Instructions to follow: Please reproduce the lines below word for word.

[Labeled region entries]

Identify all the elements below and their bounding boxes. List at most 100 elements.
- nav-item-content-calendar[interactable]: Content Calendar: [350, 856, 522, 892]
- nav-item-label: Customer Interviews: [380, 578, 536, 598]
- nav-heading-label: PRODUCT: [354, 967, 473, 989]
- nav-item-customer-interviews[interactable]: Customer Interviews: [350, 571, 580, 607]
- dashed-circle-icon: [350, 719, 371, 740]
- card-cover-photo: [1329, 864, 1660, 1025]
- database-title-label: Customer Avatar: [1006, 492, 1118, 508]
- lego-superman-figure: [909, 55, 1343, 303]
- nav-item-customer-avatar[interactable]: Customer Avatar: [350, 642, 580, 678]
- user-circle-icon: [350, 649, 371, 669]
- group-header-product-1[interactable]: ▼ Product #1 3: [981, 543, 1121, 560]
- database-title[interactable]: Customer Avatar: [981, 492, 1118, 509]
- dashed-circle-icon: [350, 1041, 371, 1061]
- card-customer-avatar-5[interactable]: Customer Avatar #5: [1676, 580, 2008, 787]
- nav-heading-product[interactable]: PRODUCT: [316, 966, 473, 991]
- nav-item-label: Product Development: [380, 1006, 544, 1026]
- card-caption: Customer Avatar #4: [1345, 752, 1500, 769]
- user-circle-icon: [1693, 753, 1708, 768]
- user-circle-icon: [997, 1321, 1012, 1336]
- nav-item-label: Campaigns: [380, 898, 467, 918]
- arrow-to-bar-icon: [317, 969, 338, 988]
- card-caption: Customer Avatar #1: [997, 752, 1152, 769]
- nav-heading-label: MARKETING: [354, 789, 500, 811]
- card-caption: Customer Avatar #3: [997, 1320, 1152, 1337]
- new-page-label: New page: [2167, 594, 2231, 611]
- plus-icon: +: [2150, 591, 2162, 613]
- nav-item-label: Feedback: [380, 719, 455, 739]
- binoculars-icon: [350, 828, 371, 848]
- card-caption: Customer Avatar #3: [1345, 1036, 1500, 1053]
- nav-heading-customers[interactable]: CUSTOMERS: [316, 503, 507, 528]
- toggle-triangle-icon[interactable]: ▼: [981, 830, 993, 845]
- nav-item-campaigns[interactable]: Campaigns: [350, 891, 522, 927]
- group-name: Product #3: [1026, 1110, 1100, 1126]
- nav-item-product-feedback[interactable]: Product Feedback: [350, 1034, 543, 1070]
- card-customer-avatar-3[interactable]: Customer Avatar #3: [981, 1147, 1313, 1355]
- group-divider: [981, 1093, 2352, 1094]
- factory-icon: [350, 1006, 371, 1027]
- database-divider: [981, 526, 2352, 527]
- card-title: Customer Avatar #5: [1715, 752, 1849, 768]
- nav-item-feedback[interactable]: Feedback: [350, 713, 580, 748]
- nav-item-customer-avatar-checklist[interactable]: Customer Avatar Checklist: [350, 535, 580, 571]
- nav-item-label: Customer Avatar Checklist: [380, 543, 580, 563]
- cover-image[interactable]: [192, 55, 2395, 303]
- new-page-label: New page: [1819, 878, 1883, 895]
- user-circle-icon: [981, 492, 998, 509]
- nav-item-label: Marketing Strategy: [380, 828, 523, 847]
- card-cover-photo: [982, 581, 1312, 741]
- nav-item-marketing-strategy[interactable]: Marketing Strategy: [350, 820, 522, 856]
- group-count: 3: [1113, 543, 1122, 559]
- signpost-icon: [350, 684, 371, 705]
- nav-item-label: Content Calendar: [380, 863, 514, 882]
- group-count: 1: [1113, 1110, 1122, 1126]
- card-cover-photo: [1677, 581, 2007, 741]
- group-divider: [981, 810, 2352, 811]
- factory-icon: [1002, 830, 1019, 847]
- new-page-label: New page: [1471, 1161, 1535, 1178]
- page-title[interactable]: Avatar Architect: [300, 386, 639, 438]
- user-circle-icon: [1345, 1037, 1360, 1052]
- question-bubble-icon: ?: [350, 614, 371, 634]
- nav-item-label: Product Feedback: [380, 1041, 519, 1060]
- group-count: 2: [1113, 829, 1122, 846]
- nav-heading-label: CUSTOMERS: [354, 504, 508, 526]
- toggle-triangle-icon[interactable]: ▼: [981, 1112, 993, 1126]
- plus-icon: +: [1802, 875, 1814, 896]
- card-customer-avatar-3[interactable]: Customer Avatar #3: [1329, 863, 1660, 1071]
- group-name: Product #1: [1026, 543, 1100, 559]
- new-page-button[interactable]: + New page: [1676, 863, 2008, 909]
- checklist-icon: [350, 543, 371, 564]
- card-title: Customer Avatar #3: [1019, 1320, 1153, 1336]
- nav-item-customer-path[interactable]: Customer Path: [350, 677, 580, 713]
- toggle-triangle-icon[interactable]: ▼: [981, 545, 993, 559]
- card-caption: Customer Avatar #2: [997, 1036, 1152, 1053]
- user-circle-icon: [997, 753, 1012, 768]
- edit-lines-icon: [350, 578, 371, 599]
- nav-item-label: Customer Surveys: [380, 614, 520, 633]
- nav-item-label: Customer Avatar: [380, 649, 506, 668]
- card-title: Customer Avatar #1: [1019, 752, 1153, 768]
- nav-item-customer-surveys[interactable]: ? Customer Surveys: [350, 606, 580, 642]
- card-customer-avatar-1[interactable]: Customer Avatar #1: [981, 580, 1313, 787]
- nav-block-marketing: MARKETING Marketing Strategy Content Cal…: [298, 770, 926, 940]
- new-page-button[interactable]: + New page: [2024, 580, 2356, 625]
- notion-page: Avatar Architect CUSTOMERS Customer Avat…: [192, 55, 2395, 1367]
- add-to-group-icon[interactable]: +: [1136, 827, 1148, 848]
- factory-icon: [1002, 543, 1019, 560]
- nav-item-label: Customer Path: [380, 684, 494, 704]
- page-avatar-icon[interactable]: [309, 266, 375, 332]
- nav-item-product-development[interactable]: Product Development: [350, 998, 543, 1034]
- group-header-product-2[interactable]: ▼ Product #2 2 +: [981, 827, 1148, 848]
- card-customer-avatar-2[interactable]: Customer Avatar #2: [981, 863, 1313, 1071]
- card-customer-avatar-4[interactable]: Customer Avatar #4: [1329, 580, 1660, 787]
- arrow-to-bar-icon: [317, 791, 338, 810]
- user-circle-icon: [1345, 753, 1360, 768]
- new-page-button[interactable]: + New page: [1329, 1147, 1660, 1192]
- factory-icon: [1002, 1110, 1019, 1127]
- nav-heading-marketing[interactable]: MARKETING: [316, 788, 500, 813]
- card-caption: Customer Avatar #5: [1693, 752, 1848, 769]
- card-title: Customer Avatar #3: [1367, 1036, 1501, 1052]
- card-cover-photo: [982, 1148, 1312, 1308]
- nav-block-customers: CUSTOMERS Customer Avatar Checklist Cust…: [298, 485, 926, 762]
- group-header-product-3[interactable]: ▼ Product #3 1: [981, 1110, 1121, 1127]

Correct response:
Identify all the elements below and their bounding boxes. List at most 100 elements.
- nav-item-content-calendar[interactable]: Content Calendar: [350, 856, 522, 892]
- nav-item-label: Customer Interviews: [380, 578, 536, 598]
- nav-heading-label: PRODUCT: [354, 967, 473, 989]
- nav-item-customer-interviews[interactable]: Customer Interviews: [350, 571, 580, 607]
- dashed-circle-icon: [350, 719, 371, 740]
- card-cover-photo: [1329, 864, 1660, 1025]
- database-title-label: Customer Avatar: [1006, 492, 1118, 508]
- lego-superman-figure: [909, 55, 1343, 303]
- nav-item-customer-avatar[interactable]: Customer Avatar: [350, 642, 580, 678]
- user-circle-icon: [350, 649, 371, 669]
- group-header-product-1[interactable]: ▼ Product #1 3: [981, 543, 1121, 560]
- database-title[interactable]: Customer Avatar: [981, 492, 1118, 509]
- dashed-circle-icon: [350, 1041, 371, 1061]
- card-customer-avatar-5[interactable]: Customer Avatar #5: [1676, 580, 2008, 787]
- nav-heading-product[interactable]: PRODUCT: [316, 966, 473, 991]
- nav-item-label: Product Development: [380, 1006, 544, 1026]
- card-caption: Customer Avatar #4: [1345, 752, 1500, 769]
- user-circle-icon: [1693, 753, 1708, 768]
- user-circle-icon: [997, 1321, 1012, 1336]
- nav-item-label: Campaigns: [380, 898, 467, 918]
- arrow-to-bar-icon: [317, 969, 338, 988]
- card-caption: Customer Avatar #1: [997, 752, 1152, 769]
- nav-heading-label: MARKETING: [354, 789, 500, 811]
- card-caption: Customer Avatar #3: [997, 1320, 1152, 1337]
- new-page-label: New page: [2167, 594, 2231, 611]
- plus-icon: +: [2150, 591, 2162, 613]
- nav-item-label: Feedback: [380, 719, 455, 739]
- binoculars-icon: [350, 828, 371, 848]
- card-caption: Customer Avatar #3: [1345, 1036, 1500, 1053]
- nav-heading-customers[interactable]: CUSTOMERS: [316, 503, 507, 528]
- toggle-triangle-icon[interactable]: ▼: [981, 830, 993, 845]
- nav-item-campaigns[interactable]: Campaigns: [350, 891, 522, 927]
- group-name: Product #3: [1026, 1110, 1100, 1126]
- nav-item-product-feedback[interactable]: Product Feedback: [350, 1034, 543, 1070]
- card-customer-avatar-3[interactable]: Customer Avatar #3: [981, 1147, 1313, 1355]
- group-divider: [981, 1093, 2352, 1094]
- factory-icon: [350, 1006, 371, 1027]
- database-divider: [981, 526, 2352, 527]
- card-title: Customer Avatar #5: [1715, 752, 1849, 768]
- nav-item-feedback[interactable]: Feedback: [350, 713, 580, 748]
- nav-item-customer-avatar-checklist[interactable]: Customer Avatar Checklist: [350, 535, 580, 571]
- nav-item-label: Customer Avatar Checklist: [380, 543, 580, 563]
- cover-image[interactable]: [192, 55, 2395, 303]
- new-page-label: New page: [1819, 878, 1883, 895]
- user-circle-icon: [981, 492, 998, 509]
- nav-item-label: Marketing Strategy: [380, 828, 523, 847]
- card-cover-photo: [982, 581, 1312, 741]
- nav-item-marketing-strategy[interactable]: Marketing Strategy: [350, 820, 522, 856]
- group-count: 3: [1113, 543, 1122, 559]
- signpost-icon: [350, 684, 371, 705]
- nav-item-label: Content Calendar: [380, 863, 514, 882]
- group-count: 1: [1113, 1110, 1122, 1126]
- card-cover-photo: [1677, 581, 2007, 741]
- group-divider: [981, 810, 2352, 811]
- factory-icon: [1002, 830, 1019, 847]
- new-page-label: New page: [1471, 1161, 1535, 1178]
- page-title[interactable]: Avatar Architect: [300, 386, 639, 438]
- user-circle-icon: [1345, 1037, 1360, 1052]
- question-bubble-icon: ?: [350, 614, 371, 634]
- nav-item-label: Product Feedback: [380, 1041, 519, 1060]
- group-count: 2: [1113, 829, 1122, 846]
- nav-heading-label: CUSTOMERS: [354, 504, 508, 526]
- toggle-triangle-icon[interactable]: ▼: [981, 1112, 993, 1126]
- plus-icon: +: [1802, 875, 1814, 896]
- card-customer-avatar-3[interactable]: Customer Avatar #3: [1329, 863, 1660, 1071]
- group-name: Product #1: [1026, 543, 1100, 559]
- new-page-button[interactable]: + New page: [1676, 863, 2008, 909]
- checklist-icon: [350, 543, 371, 564]
- card-title: Customer Avatar #3: [1019, 1320, 1153, 1336]
- nav-item-customer-path[interactable]: Customer Path: [350, 677, 580, 713]
- toggle-triangle-icon[interactable]: ▼: [981, 545, 993, 559]
- card-caption: Customer Avatar #2: [997, 1036, 1152, 1053]
- user-circle-icon: [997, 753, 1012, 768]
- edit-lines-icon: [350, 578, 371, 599]
- nav-item-label: Customer Surveys: [380, 614, 520, 633]
- nav-item-label: Customer Avatar: [380, 649, 506, 668]
- card-title: Customer Avatar #1: [1019, 752, 1153, 768]
- nav-item-customer-surveys[interactable]: ? Customer Surveys: [350, 606, 580, 642]
- card-customer-avatar-1[interactable]: Customer Avatar #1: [981, 580, 1313, 787]
- nav-block-marketing: MARKETING Marketing Strategy Content Cal…: [298, 770, 926, 940]
- new-page-button[interactable]: + New page: [2024, 580, 2356, 625]
- notion-page: Avatar Architect CUSTOMERS Customer Avat…: [192, 55, 2395, 1367]
- add-to-group-icon[interactable]: +: [1136, 827, 1148, 848]
- factory-icon: [1002, 543, 1019, 560]
- nav-item-label: Customer Path: [380, 684, 494, 704]
- page-avatar-icon[interactable]: [309, 266, 375, 332]
- nav-item-product-development[interactable]: Product Development: [350, 998, 543, 1034]
- group-header-product-2[interactable]: ▼ Product #2 2 +: [981, 827, 1148, 848]
- card-customer-avatar-2[interactable]: Customer Avatar #2: [981, 863, 1313, 1071]
- card-customer-avatar-4[interactable]: Customer Avatar #4: [1329, 580, 1660, 787]
- arrow-to-bar-icon: [317, 791, 338, 810]
- user-circle-icon: [1345, 753, 1360, 768]
- new-page-button[interactable]: + New page: [1329, 1147, 1660, 1192]
- factory-icon: [1002, 1110, 1019, 1127]
- nav-heading-marketing[interactable]: MARKETING: [316, 788, 500, 813]
- card-caption: Customer Avatar #5: [1693, 752, 1848, 769]
- card-title: Customer Avatar #3: [1367, 1036, 1501, 1052]
- card-cover-photo: [982, 1148, 1312, 1308]
- nav-block-customers: CUSTOMERS Customer Avatar Checklist Cust…: [298, 485, 926, 762]
- group-header-product-3[interactable]: ▼ Product #3 1: [981, 1110, 1121, 1127]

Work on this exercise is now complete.